--- START SUPPLIED ENTRIES ---

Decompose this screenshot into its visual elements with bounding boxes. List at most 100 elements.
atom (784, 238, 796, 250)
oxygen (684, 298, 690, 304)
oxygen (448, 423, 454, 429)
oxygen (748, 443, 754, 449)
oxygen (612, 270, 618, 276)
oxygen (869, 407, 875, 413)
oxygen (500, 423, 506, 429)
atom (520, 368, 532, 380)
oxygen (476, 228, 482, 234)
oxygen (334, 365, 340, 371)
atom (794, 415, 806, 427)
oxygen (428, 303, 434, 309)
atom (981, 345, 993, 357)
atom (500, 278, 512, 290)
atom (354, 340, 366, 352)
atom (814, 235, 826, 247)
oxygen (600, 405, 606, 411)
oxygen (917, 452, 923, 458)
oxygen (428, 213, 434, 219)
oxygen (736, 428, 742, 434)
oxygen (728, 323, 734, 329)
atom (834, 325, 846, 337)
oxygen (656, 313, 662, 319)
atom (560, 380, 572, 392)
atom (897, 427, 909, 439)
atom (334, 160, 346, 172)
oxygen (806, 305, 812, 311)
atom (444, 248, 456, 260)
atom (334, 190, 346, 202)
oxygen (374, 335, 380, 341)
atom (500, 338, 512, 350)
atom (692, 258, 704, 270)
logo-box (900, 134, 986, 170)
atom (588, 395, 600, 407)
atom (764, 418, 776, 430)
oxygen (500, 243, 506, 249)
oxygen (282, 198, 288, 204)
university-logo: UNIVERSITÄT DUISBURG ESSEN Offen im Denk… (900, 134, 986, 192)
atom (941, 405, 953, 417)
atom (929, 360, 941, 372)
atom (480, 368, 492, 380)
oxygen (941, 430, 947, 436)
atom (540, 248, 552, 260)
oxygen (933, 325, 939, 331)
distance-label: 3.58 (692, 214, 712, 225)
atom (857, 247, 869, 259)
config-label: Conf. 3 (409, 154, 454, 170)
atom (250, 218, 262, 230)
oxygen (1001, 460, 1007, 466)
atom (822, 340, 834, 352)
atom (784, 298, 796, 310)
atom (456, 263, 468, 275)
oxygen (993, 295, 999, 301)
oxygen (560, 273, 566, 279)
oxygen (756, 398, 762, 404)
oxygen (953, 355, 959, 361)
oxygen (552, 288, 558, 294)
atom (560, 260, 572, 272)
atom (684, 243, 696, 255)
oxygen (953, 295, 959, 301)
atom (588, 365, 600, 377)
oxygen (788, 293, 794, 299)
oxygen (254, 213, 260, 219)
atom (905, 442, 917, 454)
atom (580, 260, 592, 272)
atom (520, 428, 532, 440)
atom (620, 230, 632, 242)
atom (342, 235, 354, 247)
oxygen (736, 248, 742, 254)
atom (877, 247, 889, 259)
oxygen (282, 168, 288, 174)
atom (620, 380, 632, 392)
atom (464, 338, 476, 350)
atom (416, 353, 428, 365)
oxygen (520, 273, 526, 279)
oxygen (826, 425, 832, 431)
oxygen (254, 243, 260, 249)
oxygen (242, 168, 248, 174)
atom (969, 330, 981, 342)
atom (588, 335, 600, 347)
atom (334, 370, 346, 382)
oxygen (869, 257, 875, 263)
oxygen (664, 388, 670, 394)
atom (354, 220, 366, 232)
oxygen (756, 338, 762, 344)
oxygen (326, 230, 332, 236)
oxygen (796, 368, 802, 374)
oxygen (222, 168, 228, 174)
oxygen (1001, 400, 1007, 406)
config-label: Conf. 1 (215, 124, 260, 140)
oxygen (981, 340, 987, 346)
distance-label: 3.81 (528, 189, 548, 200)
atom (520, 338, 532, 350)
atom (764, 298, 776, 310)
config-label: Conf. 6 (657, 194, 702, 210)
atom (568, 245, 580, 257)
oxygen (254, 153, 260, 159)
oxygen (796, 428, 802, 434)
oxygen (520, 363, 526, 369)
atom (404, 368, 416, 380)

--- END SUPPLIED ENTRIES ---

| EXERCISE PROMPT |
Render every line of the data above as a Markdown table with two columns, Row and Line. Number each line in the Row column and skip any blank lines.

| TASK ANSWER |
| Row | Line |
|---|---|
| 1 | Decompose this screenshot into its visual elements with bounding boxes. List at most 100 elements. |
| 2 | atom (784, 238, 796, 250) |
| 3 | oxygen (684, 298, 690, 304) |
| 4 | oxygen (448, 423, 454, 429) |
| 5 | oxygen (748, 443, 754, 449) |
| 6 | oxygen (612, 270, 618, 276) |
| 7 | oxygen (869, 407, 875, 413) |
| 8 | oxygen (500, 423, 506, 429) |
| 9 | atom (520, 368, 532, 380) |
| 10 | oxygen (476, 228, 482, 234) |
| 11 | oxygen (334, 365, 340, 371) |
| 12 | atom (794, 415, 806, 427) |
| 13 | oxygen (428, 303, 434, 309) |
| 14 | atom (981, 345, 993, 357) |
| 15 | atom (500, 278, 512, 290) |
| 16 | atom (354, 340, 366, 352) |
| 17 | atom (814, 235, 826, 247) |
| 18 | oxygen (600, 405, 606, 411) |
| 19 | oxygen (917, 452, 923, 458) |
| 20 | oxygen (428, 213, 434, 219) |
| 21 | oxygen (736, 428, 742, 434) |
| 22 | oxygen (728, 323, 734, 329) |
| 23 | atom (834, 325, 846, 337) |
| 24 | oxygen (656, 313, 662, 319) |
| 25 | atom (560, 380, 572, 392) |
| 26 | atom (897, 427, 909, 439) |
| 27 | atom (334, 160, 346, 172) |
| 28 | oxygen (806, 305, 812, 311) |
| 29 | atom (444, 248, 456, 260) |
| 30 | atom (334, 190, 346, 202) |
| 31 | oxygen (374, 335, 380, 341) |
| 32 | atom (500, 338, 512, 350) |
| 33 | atom (692, 258, 704, 270) |
| 34 | logo-box (900, 134, 986, 170) |
| 35 | atom (588, 395, 600, 407) |
| 36 | atom (764, 418, 776, 430) |
| 37 | oxygen (500, 243, 506, 249) |
| 38 | oxygen (282, 198, 288, 204) |
| 39 | university-logo: UNIVERSITÄT DUISBURG ESSEN Offen im Denk… (900, 134, 986, 192) |
| 40 | atom (941, 405, 953, 417) |
| 41 | atom (929, 360, 941, 372) |
| 42 | atom (480, 368, 492, 380) |
| 43 | oxygen (941, 430, 947, 436) |
| 44 | atom (540, 248, 552, 260) |
| 45 | oxygen (933, 325, 939, 331) |
| 46 | distance-label: 3.58 (692, 214, 712, 225) |
| 47 | atom (857, 247, 869, 259) |
| 48 | config-label: Conf. 3 (409, 154, 454, 170) |
| 49 | atom (250, 218, 262, 230) |
| 50 | oxygen (1001, 460, 1007, 466) |
| 51 | atom (822, 340, 834, 352) |
| 52 | atom (784, 298, 796, 310) |
| 53 | atom (456, 263, 468, 275) |
| 54 | oxygen (993, 295, 999, 301) |
| 55 | oxygen (560, 273, 566, 279) |
| 56 | oxygen (756, 398, 762, 404) |
| 57 | oxygen (953, 355, 959, 361) |
| 58 | oxygen (552, 288, 558, 294) |
| 59 | atom (560, 260, 572, 272) |
| 60 | atom (684, 243, 696, 255) |
| 61 | oxygen (953, 295, 959, 301) |
| 62 | atom (588, 365, 600, 377) |
| 63 | oxygen (788, 293, 794, 299) |
| 64 | oxygen (254, 213, 260, 219) |
| 65 | atom (905, 442, 917, 454) |
| 66 | atom (580, 260, 592, 272) |
| 67 | atom (520, 428, 532, 440) |
| 68 | atom (620, 230, 632, 242) |
| 69 | atom (342, 235, 354, 247) |
| 70 | oxygen (736, 248, 742, 254) |
| 71 | atom (877, 247, 889, 259) |
| 72 | oxygen (282, 168, 288, 174) |
| 73 | atom (620, 380, 632, 392) |
| 74 | atom (464, 338, 476, 350) |
| 75 | atom (416, 353, 428, 365) |
| 76 | oxygen (520, 273, 526, 279) |
| 77 | oxygen (826, 425, 832, 431) |
| 78 | oxygen (254, 243, 260, 249) |
| 79 | oxygen (242, 168, 248, 174) |
| 80 | atom (969, 330, 981, 342) |
| 81 | atom (588, 335, 600, 347) |
| 82 | atom (334, 370, 346, 382) |
| 83 | oxygen (869, 257, 875, 263) |
| 84 | oxygen (664, 388, 670, 394) |
| 85 | atom (354, 220, 366, 232) |
| 86 | oxygen (756, 338, 762, 344) |
| 87 | oxygen (326, 230, 332, 236) |
| 88 | oxygen (796, 368, 802, 374) |
| 89 | oxygen (222, 168, 228, 174) |
| 90 | oxygen (1001, 400, 1007, 406) |
| 91 | config-label: Conf. 1 (215, 124, 260, 140) |
| 92 | oxygen (981, 340, 987, 346) |
| 93 | distance-label: 3.81 (528, 189, 548, 200) |
| 94 | atom (520, 338, 532, 350) |
| 95 | atom (764, 298, 776, 310) |
| 96 | config-label: Conf. 6 (657, 194, 702, 210) |
| 97 | atom (568, 245, 580, 257) |
| 98 | oxygen (254, 153, 260, 159) |
| 99 | oxygen (796, 428, 802, 434) |
| 100 | oxygen (520, 363, 526, 369) |
| 101 | atom (404, 368, 416, 380) |